Scan the data below for the string "protecteurs". Show every line where it turns up.
═══ INPUT ROWS
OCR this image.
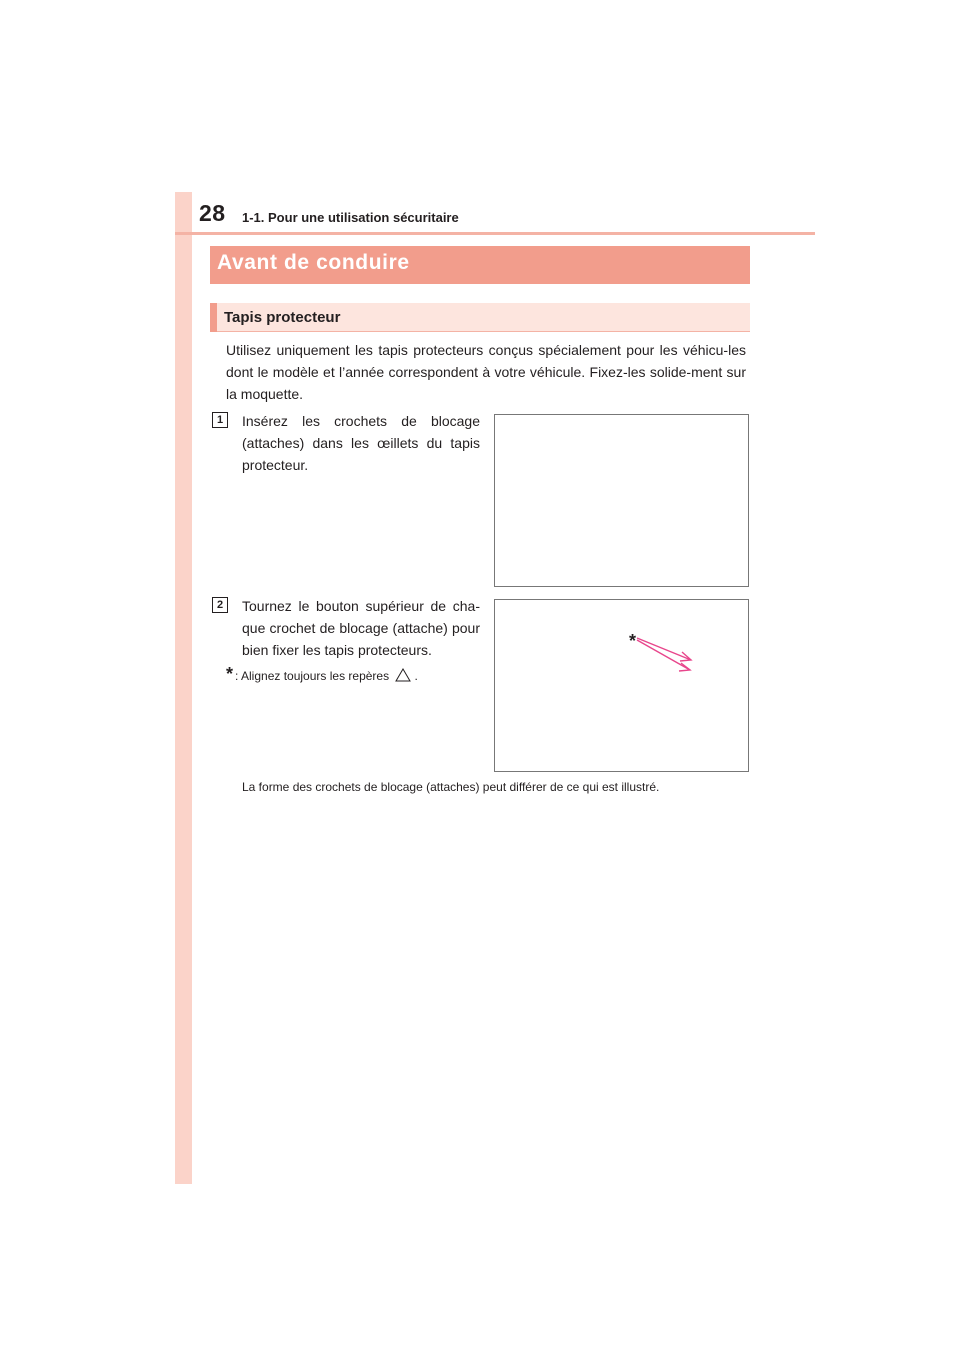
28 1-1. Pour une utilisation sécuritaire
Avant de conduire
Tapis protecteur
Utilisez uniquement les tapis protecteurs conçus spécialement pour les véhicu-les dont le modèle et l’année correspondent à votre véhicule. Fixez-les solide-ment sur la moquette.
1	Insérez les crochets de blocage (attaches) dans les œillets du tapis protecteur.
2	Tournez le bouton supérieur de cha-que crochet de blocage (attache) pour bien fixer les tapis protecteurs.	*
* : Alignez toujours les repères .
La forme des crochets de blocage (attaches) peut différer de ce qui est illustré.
══════
**EXERCISE RESPONSE:**
Utilisez uniquement les tapis protecteurs conçus spécialement pour les véhicu-les dont le modèle et l’année correspondent à votre véhicule. Fixez-les solide-ment sur la moquette.
2	Tournez le bouton supérieur de cha-que crochet de blocage (attache) pour bien fixer les tapis protecteurs.	*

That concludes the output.